>> BEGIN EXERCISE MATERIALS
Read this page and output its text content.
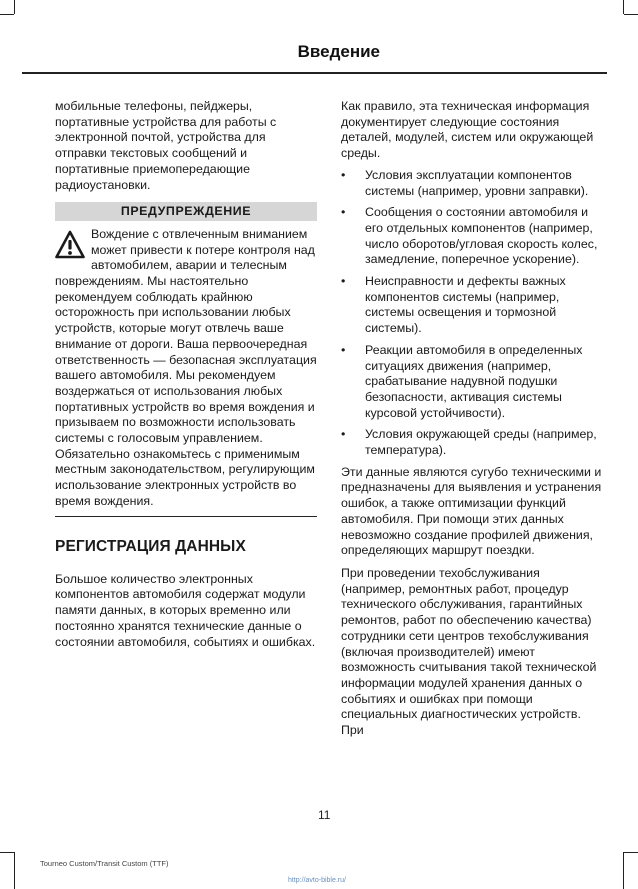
Введение

мобильные телефоны, пейджеры, портативные устройства для работы с электронной почтой, устройства для отправки текстовых сообщений и портативные приемопередающие радиоустановки.

ПРЕДУПРЕЖДЕНИЕ
Вождение с отвлеченным вниманием может привести к потере контроля над
автомобилем, аварии и телесным повреждениям. Мы настоятельно рекомендуем соблюдать крайнюю осторожность при использовании любых устройств, которые могут отвлечь ваше внимание от дороги. Ваша первоочередная ответственность — безопасная эксплуатация вашего автомобиля. Мы рекомендуем воздержаться от использования любых портативных устройств во время вождения и призываем по возможности использовать системы с голосовым управлением. Обязательно ознакомьтесь с применимым местным законодательством, регулирующим использование электронных устройств во время вождения.
РЕГИСТРАЦИЯ ДАННЫХ

Большое количество электронных компонентов автомобиля содержат модули памяти данных, в которых временно или постоянно хранятся технические данные о состоянии автомобиля, событиях и ошибках.

Как правило, эта техническая информация документирует следующие состояния деталей, модулей, систем или окружающей среды.

• Условия эксплуатации компонентов системы (например, уровни заправки).
• Сообщения о состоянии автомобиля и его отдельных компонентов (например, число оборотов/угловая скорость колес, замедление, поперечное ускорение).
• Неисправности и дефекты важных компонентов системы (например, системы освещения и тормозной системы).
• Реакции автомобиля в определенных ситуациях движения (например, срабатывание надувной подушки безопасности, активация системы курсовой устойчивости).
• Условия окружающей среды (например, температура).

Эти данные являются сугубо техническими и предназначены для выявления и устранения ошибок, а также оптимизации функций автомобиля. При помощи этих данных невозможно создание профилей движения, определяющих маршрут поездки.

При проведении техобслуживания (например, ремонтных работ, процедур технического обслуживания, гарантийных ремонтов, работ по обеспечению качества) сотрудники сети центров техобслуживания (включая производителей) имеют возможность считывания такой технической информации модулей хранения данных о событиях и ошибках при помощи специальных диагностических устройств. При

11
Tourneo Custom/Transit Custom (TTF)
http://avto-bible.ru/
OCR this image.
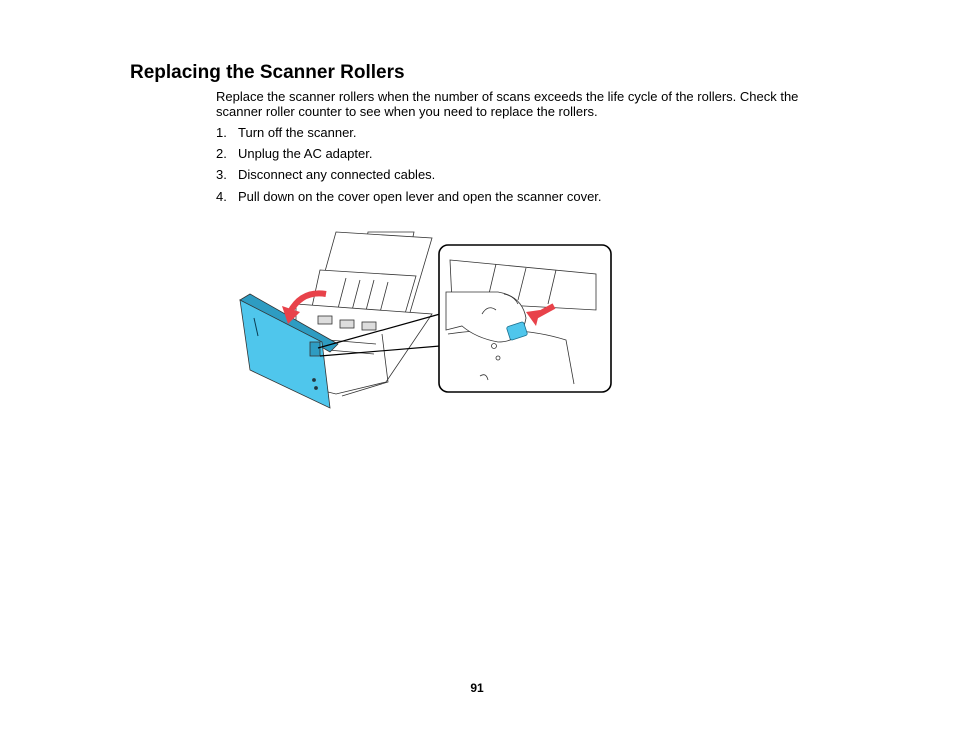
Replacing the Scanner Rollers

Replace the scanner rollers when the number of scans exceeds the life cycle of the rollers. Check the scanner roller counter to see when you need to replace the rollers.

1. Turn off the scanner.
2. Unplug the AC adapter.
3. Disconnect any connected cables.
4. Pull down on the cover open lever and open the scanner cover.
91
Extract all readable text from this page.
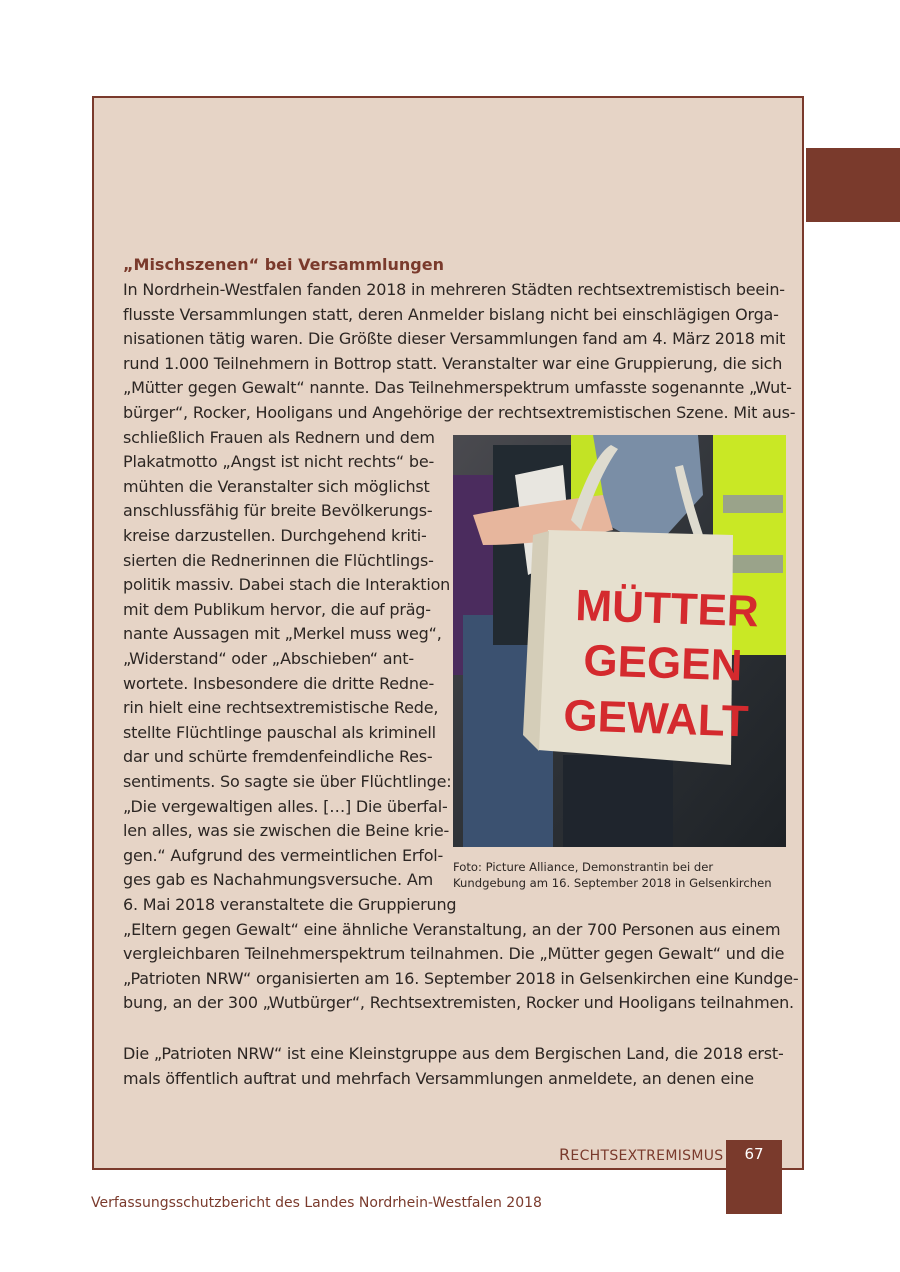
„Mischszenen“ bei Versammlungen
In Nordrhein-Westfalen fanden 2018 in mehreren Städten rechtsextremistisch beein-
flusste Versammlungen statt, deren Anmelder bislang nicht bei einschlägigen Orga-
nisationen tätig waren. Die Größte dieser Versammlungen fand am 4. März 2018 mit
rund 1.000 Teilnehmern in Bottrop statt. Veranstalter war eine Gruppierung, die sich
„Mütter gegen Gewalt“ nannte. Das Teilnehmerspektrum umfasste sogenannte „Wut-
bürger“, Rocker, Hooligans und Angehörige der rechtsextremistischen Szene. Mit aus-
schließlich Frauen als Rednern und dem
Plakatmotto „Angst ist nicht rechts“ be-
mühten die Veranstalter sich möglichst
anschlussfähig für breite Bevölkerungs-
kreise darzustellen. Durchgehend kriti-
sierten die Rednerinnen die Flüchtlings-
politik massiv. Dabei stach die Interaktion
mit dem Publikum hervor, die auf präg-
nante Aussagen mit „Merkel muss weg“,
„Widerstand“ oder „Abschieben“ ant-
wortete. Insbesondere die dritte Redne-
rin hielt eine rechtsextremistische Rede,
stellte Flüchtlinge pauschal als kriminell
dar und schürte fremdenfeindliche Res-
sentiments. So sagte sie über Flüchtlinge:
„Die vergewaltigen alles. […] Die überfal-
len alles, was sie zwischen die Beine krie-
gen.“ Aufgrund des vermeintlichen Erfol-
ges gab es Nachahmungsversuche. Am
6. Mai 2018 veranstaltete die Gruppierung
„Eltern gegen Gewalt“ eine ähnliche Veranstaltung, an der 700 Personen aus einem
vergleichbaren Teilnehmerspektrum teilnahmen. Die „Mütter gegen Gewalt“ und die
„Patrioten NRW“ organisierten am 16. September 2018 in Gelsenkirchen eine Kundge-
bung, an der 300 „Wutbürger“, Rechtsextremisten, Rocker und Hooligans teilnahmen.
Die „Patrioten NRW“ ist eine Kleinstgruppe aus dem Bergischen Land, die 2018 erst-
mals öffentlich auftrat und mehrfach Versammlungen anmeldete, an denen eine
MÜTTER
GEGEN
GEWALT
Foto: Picture Alliance, Demonstrantin bei der
Kundgebung am 16. September 2018 in Gelsenkirchen
RECHTSEXTREMISMUS	67
Verfassungsschutzbericht des Landes Nordrhein-Westfalen 2018
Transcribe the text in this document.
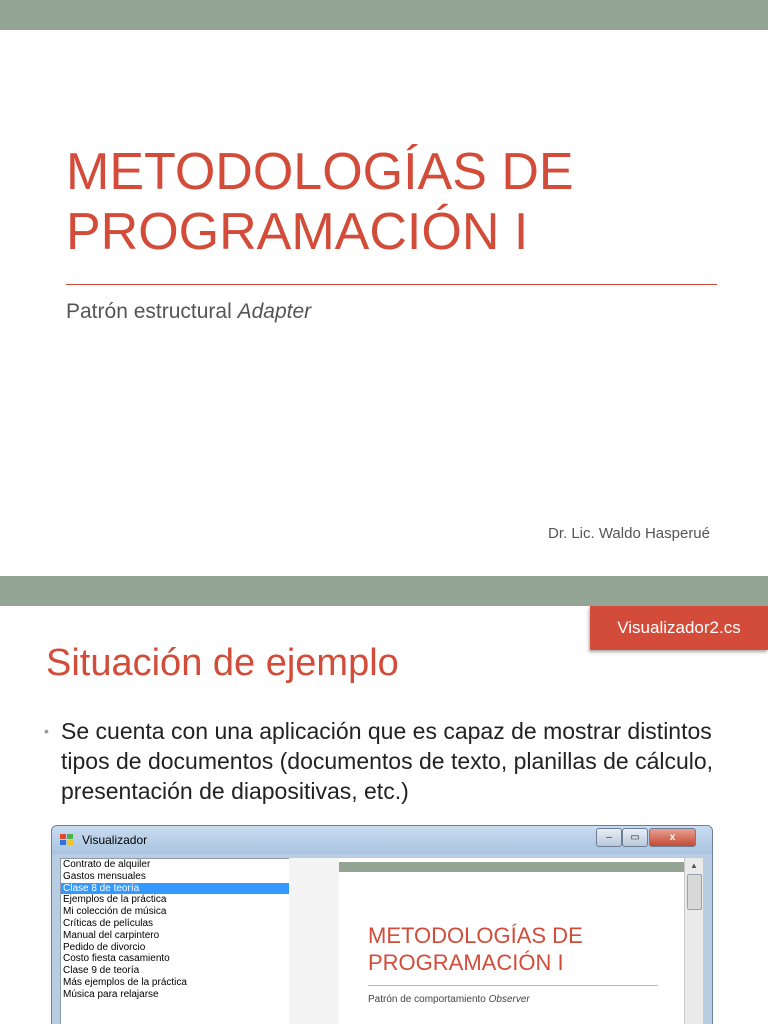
METODOLOGÍAS DE
PROGRAMACIÓN I

Patrón estructural Adapter

Dr. Lic. Waldo Hasperué
Visualizador2.cs
Situación de ejemplo
• Se cuenta con una aplicación que es capaz de mostrar distintos tipos de documentos (documentos de texto, planillas de cálculo, presentación de diapositivas, etc.)
Visualizador	‒	▭	x
Contrato de alquiler
Gastos mensuales
Clase 8 de teoría
Ejemplos de la práctica
Mi colección de música
Críticas de películas
Manual del carpintero
Pedido de divorcio
Costo fiesta casamiento
Clase 9 de teoría
Más ejemplos de la práctica
Música para relajarse
METODOLOGÍAS DE
PROGRAMACIÓN I
Patrón de comportamiento Observer
▲
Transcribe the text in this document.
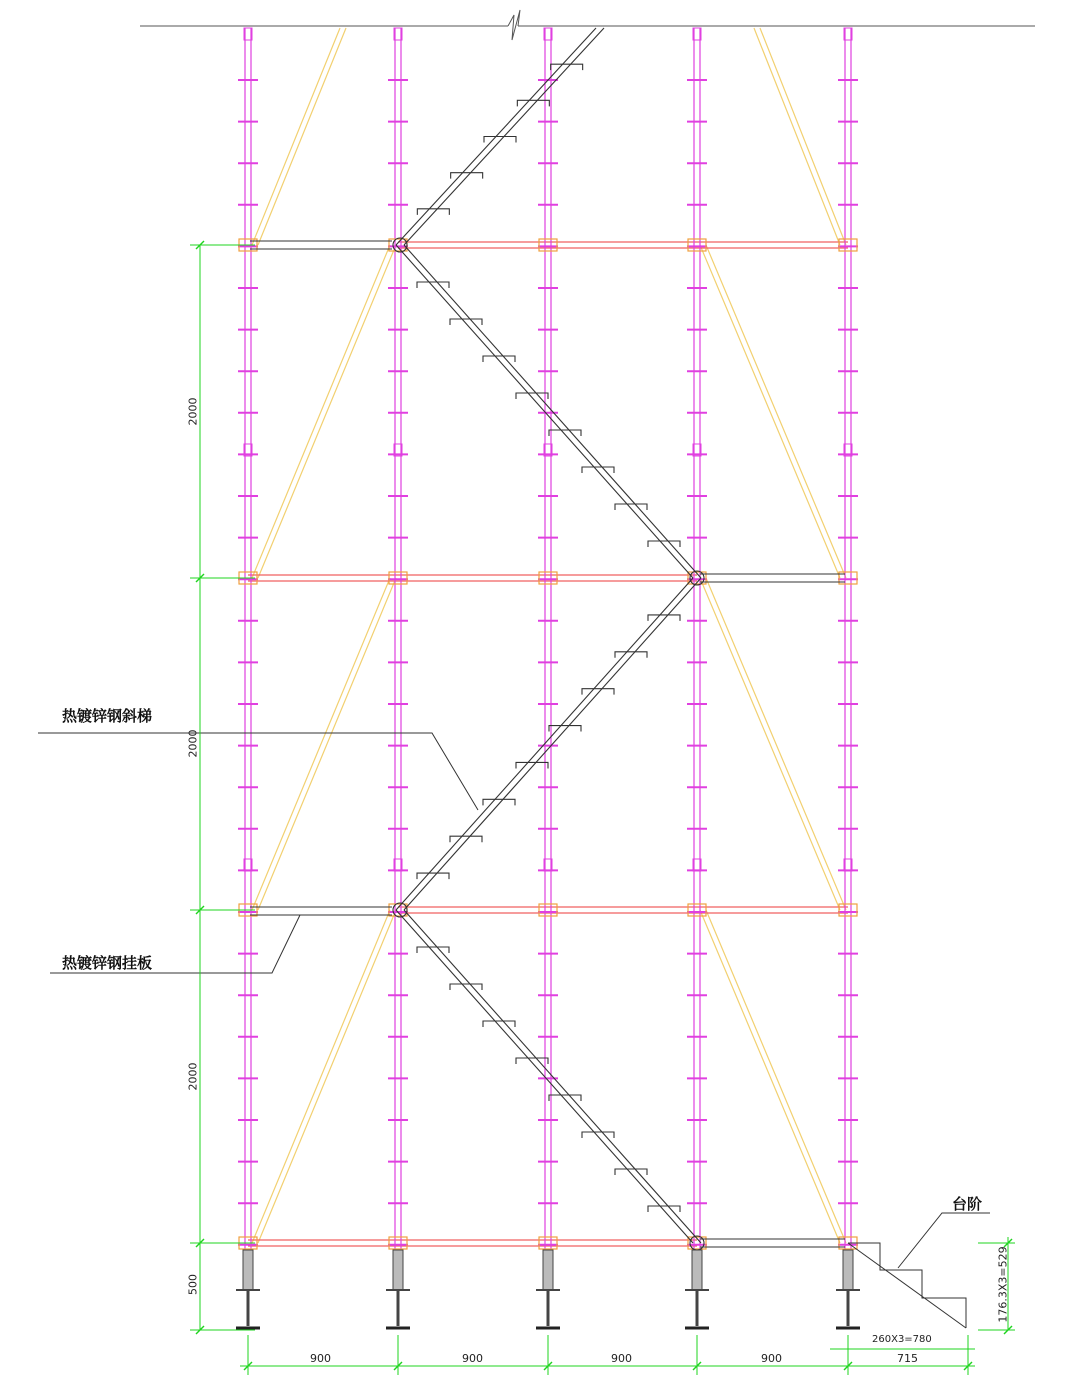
热镀锌钢斜梯
热镀锌钢挂板
台阶
500
2000
2000
2000
176.3X3=529
900	900	900	900	715
260X3=780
>> END EXERCISE MATERIALS
YOUR OBJECTIVE:
Gather from the entries above all lines that include the string "Nordrhein".

THE OUTPUT:
In Nordrhein-Westfalen fanden 2018 in mehreren Städten rechtsextremistisch beein-
Verfassungsschutzbericht des Landes Nordrhein-Westfalen 2018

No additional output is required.